- _PROBLEM DESCRIPTION_: Please output every line of the material as it stands, without the pictures.
--- Start SUPPLIED MATERIAL ---
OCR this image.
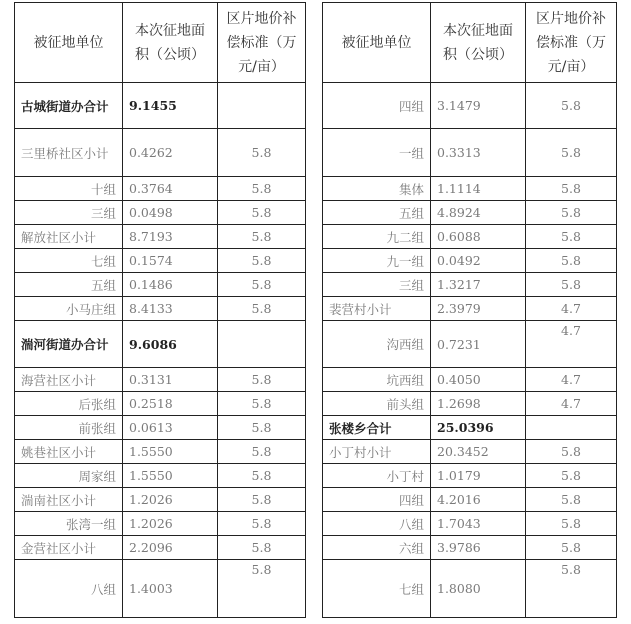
被征地单位	本次征地面积（公顷）	区片地价补偿标准（万元/亩）
古城街道办合计	9.1455	
三里桥社区小计	0.4262	5.8
十组	0.3764	5.8
三组	0.0498	5.8
解放社区小计	8.7193	5.8
七组	0.1574	5.8
五组	0.1486	5.8
小马庄组	8.4133	5.8
湍河街道办合计	9.6086	
海营社区小计	0.3131	5.8
后张组	0.2518	5.8
前张组	0.0613	5.8
姚巷社区小计	1.5550	5.8
周家组	1.5550	5.8
湍南社区小计	1.2026	5.8
张湾一组	1.2026	5.8
金营社区小计	2.2096	5.8
八组	1.4003	5.8
被征地单位	本次征地面积（公顷）	区片地价补偿标准（万元/亩）
四组	3.1479	5.8
一组	0.3313	5.8
集体	1.1114	5.8
五组	4.8924	5.8
九二组	0.6088	5.8
九一组	0.0492	5.8
三组	1.3217	5.8
裴营村小计	2.3979	4.7
沟西组	0.7231	4.7
坑西组	0.4050	4.7
前头组	1.2698	4.7
张楼乡合计	25.0396	
小丁村小计	20.3452	5.8
小丁村	1.0179	5.8
四组	4.2016	5.8
八组	1.7043	5.8
六组	3.9786	5.8
七组	1.8080	5.8
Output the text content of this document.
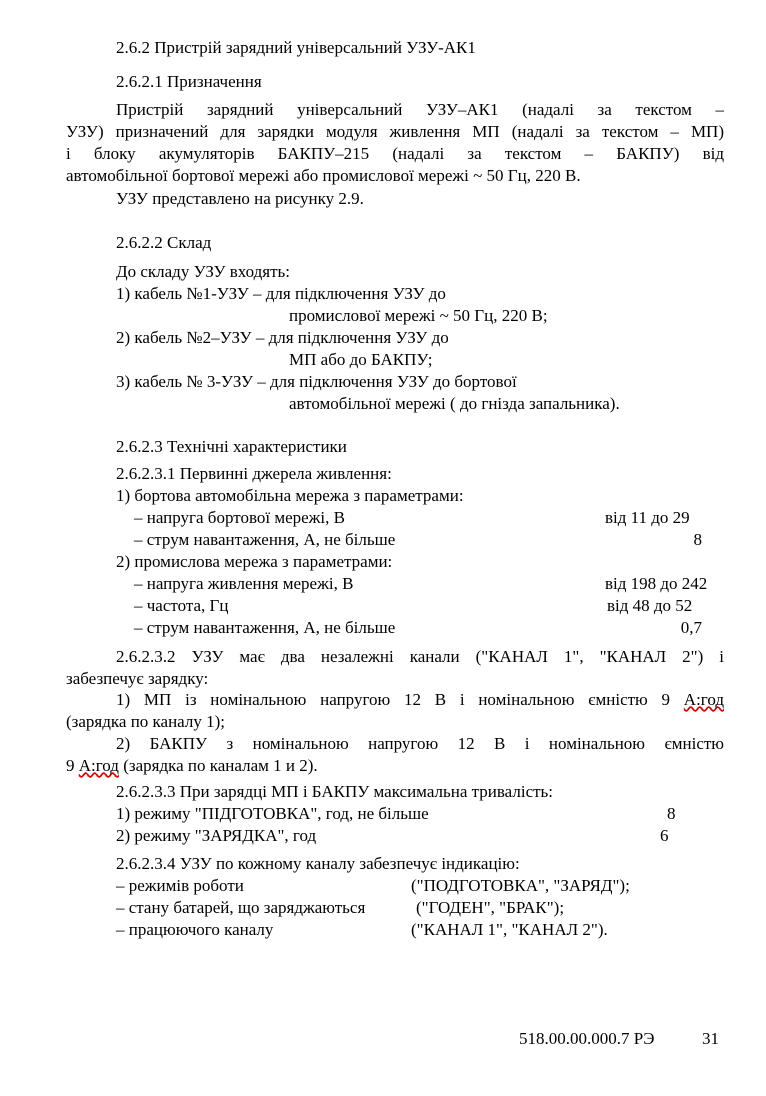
2.6.2 Пристрій зарядний універсальний УЗУ-АК1
2.6.2.1 Призначення
Пристрій зарядний універсальний УЗУ–АК1 (надалі за текстом –
УЗУ) призначений для зарядки модуля живлення МП (надалі за текстом – МП)
і блоку акумуляторів БАКПУ–215 (надалі за текстом – БАКПУ) від
автомобільної бортової мережі або промислової мережі ~ 50 Гц, 220 В.
УЗУ представлено на рисунку 2.9.
2.6.2.2 Склад
До складу УЗУ входять:
1) кабель №1-УЗУ – для підключення УЗУ до
промислової мережі ~ 50 Гц, 220 В;
2) кабель №2–УЗУ – для підключення УЗУ до
МП або до БАКПУ;
3) кабель № 3-УЗУ – для підключення УЗУ до бортової
автомобільної мережі ( до гнізда запальника).
2.6.2.3 Технічні характеристики
2.6.2.3.1 Первинні джерела живлення:
1) бортова автомобільна мережа з параметрами:
– напруга бортової мережі, В	від 11 до 29
– струм навантаження, А, не більше	8
2) промислова мережа з параметрами:
– напруга живлення мережі, В	від 198 до 242
– частота, Гц	від 48 до 52
– струм навантаження, А, не більше	0,7
2.6.2.3.2 УЗУ має два незалежні канали ("КАНАЛ 1", "КАНАЛ 2") і
забезпечує зарядку:
1) МП із номінальною напругою 12 В і номінальною ємністю 9 А:год
(зарядка по каналу 1);
2) БАКПУ з номінальною напругою 12 В і номінальною ємністю
9 А:год (зарядка по каналам 1 и 2).
2.6.2.3.3 При зарядці МП і БАКПУ максимальна тривалість:
1) режиму "ПІДГОТОВКА", год, не більше	8
2) режиму "ЗАРЯДКА", год	6
2.6.2.3.4 УЗУ по кожному каналу забезпечує індикацію:
– режимів роботи	("ПОДГОТОВКА", "ЗАРЯД");
– стану батарей, що заряджаються	("ГОДЕН", "БРАК");
– працюючого каналу	("КАНАЛ 1", "КАНАЛ 2").
518.00.00.000.7 РЭ	31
--- End SUPPLIED MATERIAL ---
- _CORRECT RESPONSE_:
OCR this image.
被征地单位	本次征地面积（公顷）	区片地价补偿标准（万元/亩）
古城街道办合计	9.1455	
三里桥社区小计	0.4262	5.8
十组	0.3764	5.8
三组	0.0498	5.8
解放社区小计	8.7193	5.8
七组	0.1574	5.8
五组	0.1486	5.8
小马庄组	8.4133	5.8
湍河街道办合计	9.6086	
海营社区小计	0.3131	5.8
后张组	0.2518	5.8
前张组	0.0613	5.8
姚巷社区小计	1.5550	5.8
周家组	1.5550	5.8
湍南社区小计	1.2026	5.8
张湾一组	1.2026	5.8
金营社区小计	2.2096	5.8
八组	1.4003	5.8
被征地单位	本次征地面积（公顷）	区片地价补偿标准（万元/亩）
四组	3.1479	5.8
一组	0.3313	5.8
集体	1.1114	5.8
五组	4.8924	5.8
九二组	0.6088	5.8
九一组	0.0492	5.8
三组	1.3217	5.8
裴营村小计	2.3979	4.7
沟西组	0.7231	4.7
坑西组	0.4050	4.7
前头组	1.2698	4.7
张楼乡合计	25.0396	
小丁村小计	20.3452	5.8
小丁村	1.0179	5.8
四组	4.2016	5.8
八组	1.7043	5.8
六组	3.9786	5.8
七组	1.8080	5.8
Output the text content of this document.
2.6.2 Пристрій зарядний універсальний УЗУ-АК1
2.6.2.1 Призначення
Пристрій зарядний універсальний УЗУ–АК1 (надалі за текстом –
УЗУ) призначений для зарядки модуля живлення МП (надалі за текстом – МП)
і блоку акумуляторів БАКПУ–215 (надалі за текстом – БАКПУ) від
автомобільної бортової мережі або промислової мережі ~ 50 Гц, 220 В.
УЗУ представлено на рисунку 2.9.
2.6.2.2 Склад
До складу УЗУ входять:
1) кабель №1-УЗУ – для підключення УЗУ до
промислової мережі ~ 50 Гц, 220 В;
2) кабель №2–УЗУ – для підключення УЗУ до
МП або до БАКПУ;
3) кабель № 3-УЗУ – для підключення УЗУ до бортової
автомобільної мережі ( до гнізда запальника).
2.6.2.3 Технічні характеристики
2.6.2.3.1 Первинні джерела живлення:
1) бортова автомобільна мережа з параметрами:
– напруга бортової мережі, В	від 11 до 29
– струм навантаження, А, не більше	8
2) промислова мережа з параметрами:
– напруга живлення мережі, В	від 198 до 242
– частота, Гц	від 48 до 52
– струм навантаження, А, не більше	0,7
2.6.2.3.2 УЗУ має два незалежні канали ("КАНАЛ 1", "КАНАЛ 2") і
забезпечує зарядку:
1) МП із номінальною напругою 12 В і номінальною ємністю 9 А:год
(зарядка по каналу 1);
2) БАКПУ з номінальною напругою 12 В і номінальною ємністю
9 А:год (зарядка по каналам 1 и 2).
2.6.2.3.3 При зарядці МП і БАКПУ максимальна тривалість:
1) режиму "ПІДГОТОВКА", год, не більше	8
2) режиму "ЗАРЯДКА", год	6
2.6.2.3.4 УЗУ по кожному каналу забезпечує індикацію:
– режимів роботи	("ПОДГОТОВКА", "ЗАРЯД");
– стану батарей, що заряджаються	("ГОДЕН", "БРАК");
– працюючого каналу	("КАНАЛ 1", "КАНАЛ 2").
518.00.00.000.7 РЭ	31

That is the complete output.